» **WHAT THE TASK REQUIRES**: Without altering anything, repeat each of the records.

-- start DATA SECTION --

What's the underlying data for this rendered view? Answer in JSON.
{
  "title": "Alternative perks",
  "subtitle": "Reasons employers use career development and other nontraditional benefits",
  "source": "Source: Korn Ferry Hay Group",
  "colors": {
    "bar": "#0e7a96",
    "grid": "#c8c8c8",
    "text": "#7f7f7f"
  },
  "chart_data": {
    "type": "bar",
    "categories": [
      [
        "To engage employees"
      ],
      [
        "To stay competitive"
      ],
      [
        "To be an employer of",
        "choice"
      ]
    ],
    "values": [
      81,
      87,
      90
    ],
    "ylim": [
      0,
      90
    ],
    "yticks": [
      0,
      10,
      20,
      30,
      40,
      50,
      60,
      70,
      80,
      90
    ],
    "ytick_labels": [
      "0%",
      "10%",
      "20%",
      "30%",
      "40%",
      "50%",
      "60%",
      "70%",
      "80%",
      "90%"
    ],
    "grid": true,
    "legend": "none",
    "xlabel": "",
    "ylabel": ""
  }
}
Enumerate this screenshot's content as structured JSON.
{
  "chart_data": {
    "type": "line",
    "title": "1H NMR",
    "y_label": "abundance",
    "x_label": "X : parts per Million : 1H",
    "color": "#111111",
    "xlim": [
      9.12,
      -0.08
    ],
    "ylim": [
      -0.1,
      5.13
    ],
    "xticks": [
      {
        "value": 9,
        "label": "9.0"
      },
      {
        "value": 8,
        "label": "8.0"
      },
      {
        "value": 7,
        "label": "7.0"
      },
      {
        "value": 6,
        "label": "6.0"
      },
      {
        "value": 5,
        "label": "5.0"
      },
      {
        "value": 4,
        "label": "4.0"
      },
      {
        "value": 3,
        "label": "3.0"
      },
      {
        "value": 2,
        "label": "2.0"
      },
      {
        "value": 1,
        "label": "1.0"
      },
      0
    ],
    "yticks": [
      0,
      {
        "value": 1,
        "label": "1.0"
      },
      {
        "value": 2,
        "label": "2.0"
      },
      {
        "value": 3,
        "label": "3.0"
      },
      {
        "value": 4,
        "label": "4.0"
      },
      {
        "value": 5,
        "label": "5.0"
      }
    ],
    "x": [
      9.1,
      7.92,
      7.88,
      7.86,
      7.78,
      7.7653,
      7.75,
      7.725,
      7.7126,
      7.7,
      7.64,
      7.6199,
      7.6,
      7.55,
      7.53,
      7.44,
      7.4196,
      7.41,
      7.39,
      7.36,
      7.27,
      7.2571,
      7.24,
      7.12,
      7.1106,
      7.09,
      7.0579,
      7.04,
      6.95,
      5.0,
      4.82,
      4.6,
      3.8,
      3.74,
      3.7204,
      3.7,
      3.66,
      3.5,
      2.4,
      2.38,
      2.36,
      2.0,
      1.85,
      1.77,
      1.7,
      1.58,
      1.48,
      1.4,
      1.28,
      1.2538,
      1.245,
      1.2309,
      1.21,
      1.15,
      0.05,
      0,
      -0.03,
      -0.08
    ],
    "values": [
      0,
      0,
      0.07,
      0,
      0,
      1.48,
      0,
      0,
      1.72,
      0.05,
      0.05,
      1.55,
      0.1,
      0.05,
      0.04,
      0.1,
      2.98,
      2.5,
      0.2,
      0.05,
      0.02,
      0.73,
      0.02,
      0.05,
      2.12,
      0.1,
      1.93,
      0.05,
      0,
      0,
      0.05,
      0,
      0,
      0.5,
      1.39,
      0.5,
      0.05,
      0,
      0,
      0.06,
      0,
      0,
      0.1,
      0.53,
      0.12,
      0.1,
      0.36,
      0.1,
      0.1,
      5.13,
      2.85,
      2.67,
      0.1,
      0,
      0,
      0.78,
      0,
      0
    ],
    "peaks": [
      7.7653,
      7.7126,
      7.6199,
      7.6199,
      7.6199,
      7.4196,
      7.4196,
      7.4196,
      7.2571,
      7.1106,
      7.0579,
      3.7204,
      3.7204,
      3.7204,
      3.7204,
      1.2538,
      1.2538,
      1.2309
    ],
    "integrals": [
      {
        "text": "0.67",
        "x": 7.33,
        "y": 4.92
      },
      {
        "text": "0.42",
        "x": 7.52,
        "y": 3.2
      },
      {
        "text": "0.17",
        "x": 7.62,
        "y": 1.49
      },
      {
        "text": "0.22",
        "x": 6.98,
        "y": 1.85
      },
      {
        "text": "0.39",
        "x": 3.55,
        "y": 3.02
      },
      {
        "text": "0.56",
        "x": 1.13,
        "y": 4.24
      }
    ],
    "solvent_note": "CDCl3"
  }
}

-- end DATA SECTION --

» **TASK SOLUTION**:
What's the underlying data for this rendered view? Answer in JSON.
{
  "title": "Alternative perks",
  "subtitle": "Reasons employers use career development and other nontraditional benefits",
  "source": "Source: Korn Ferry Hay Group",
  "colors": {
    "bar": "#0e7a96",
    "grid": "#c8c8c8",
    "text": "#7f7f7f"
  },
  "chart_data": {
    "type": "bar",
    "categories": [
      [
        "To engage employees"
      ],
      [
        "To stay competitive"
      ],
      [
        "To be an employer of",
        "choice"
      ]
    ],
    "values": [
      81,
      87,
      90
    ],
    "ylim": [
      0,
      90
    ],
    "yticks": [
      0,
      10,
      20,
      30,
      40,
      50,
      60,
      70,
      80,
      90
    ],
    "ytick_labels": [
      "0%",
      "10%",
      "20%",
      "30%",
      "40%",
      "50%",
      "60%",
      "70%",
      "80%",
      "90%"
    ],
    "grid": true,
    "legend": "none",
    "xlabel": "",
    "ylabel": ""
  }
}
Enumerate this screenshot's content as structured JSON.
{
  "chart_data": {
    "type": "line",
    "title": "1H NMR",
    "y_label": "abundance",
    "x_label": "X : parts per Million : 1H",
    "color": "#111111",
    "xlim": [
      9.12,
      -0.08
    ],
    "ylim": [
      -0.1,
      5.13
    ],
    "xticks": [
      {
        "value": 9,
        "label": "9.0"
      },
      {
        "value": 8,
        "label": "8.0"
      },
      {
        "value": 7,
        "label": "7.0"
      },
      {
        "value": 6,
        "label": "6.0"
      },
      {
        "value": 5,
        "label": "5.0"
      },
      {
        "value": 4,
        "label": "4.0"
      },
      {
        "value": 3,
        "label": "3.0"
      },
      {
        "value": 2,
        "label": "2.0"
      },
      {
        "value": 1,
        "label": "1.0"
      },
      0
    ],
    "yticks": [
      0,
      {
        "value": 1,
        "label": "1.0"
      },
      {
        "value": 2,
        "label": "2.0"
      },
      {
        "value": 3,
        "label": "3.0"
      },
      {
        "value": 4,
        "label": "4.0"
      },
      {
        "value": 5,
        "label": "5.0"
      }
    ],
    "x": [
      9.1,
      7.92,
      7.88,
      7.86,
      7.78,
      7.7653,
      7.75,
      7.725,
      7.7126,
      7.7,
      7.64,
      7.6199,
      7.6,
      7.55,
      7.53,
      7.44,
      7.4196,
      7.41,
      7.39,
      7.36,
      7.27,
      7.2571,
      7.24,
      7.12,
      7.1106,
      7.09,
      7.0579,
      7.04,
      6.95,
      5.0,
      4.82,
      4.6,
      3.8,
      3.74,
      3.7204,
      3.7,
      3.66,
      3.5,
      2.4,
      2.38,
      2.36,
      2.0,
      1.85,
      1.77,
      1.7,
      1.58,
      1.48,
      1.4,
      1.28,
      1.2538,
      1.245,
      1.2309,
      1.21,
      1.15,
      0.05,
      0,
      -0.03,
      -0.08
    ],
    "values": [
      0,
      0,
      0.07,
      0,
      0,
      1.48,
      0,
      0,
      1.72,
      0.05,
      0.05,
      1.55,
      0.1,
      0.05,
      0.04,
      0.1,
      2.98,
      2.5,
      0.2,
      0.05,
      0.02,
      0.73,
      0.02,
      0.05,
      2.12,
      0.1,
      1.93,
      0.05,
      0,
      0,
      0.05,
      0,
      0,
      0.5,
      1.39,
      0.5,
      0.05,
      0,
      0,
      0.06,
      0,
      0,
      0.1,
      0.53,
      0.12,
      0.1,
      0.36,
      0.1,
      0.1,
      5.13,
      2.85,
      2.67,
      0.1,
      0,
      0,
      0.78,
      0,
      0
    ],
    "peaks": [
      7.7653,
      7.7126,
      7.6199,
      7.6199,
      7.6199,
      7.4196,
      7.4196,
      7.4196,
      7.2571,
      7.1106,
      7.0579,
      3.7204,
      3.7204,
      3.7204,
      3.7204,
      1.2538,
      1.2538,
      1.2309
    ],
    "integrals": [
      {
        "text": "0.67",
        "x": 7.33,
        "y": 4.92
      },
      {
        "text": "0.42",
        "x": 7.52,
        "y": 3.2
      },
      {
        "text": "0.17",
        "x": 7.62,
        "y": 1.49
      },
      {
        "text": "0.22",
        "x": 6.98,
        "y": 1.85
      },
      {
        "text": "0.39",
        "x": 3.55,
        "y": 3.02
      },
      {
        "text": "0.56",
        "x": 1.13,
        "y": 4.24
      }
    ],
    "solvent_note": "CDCl3"
  }
}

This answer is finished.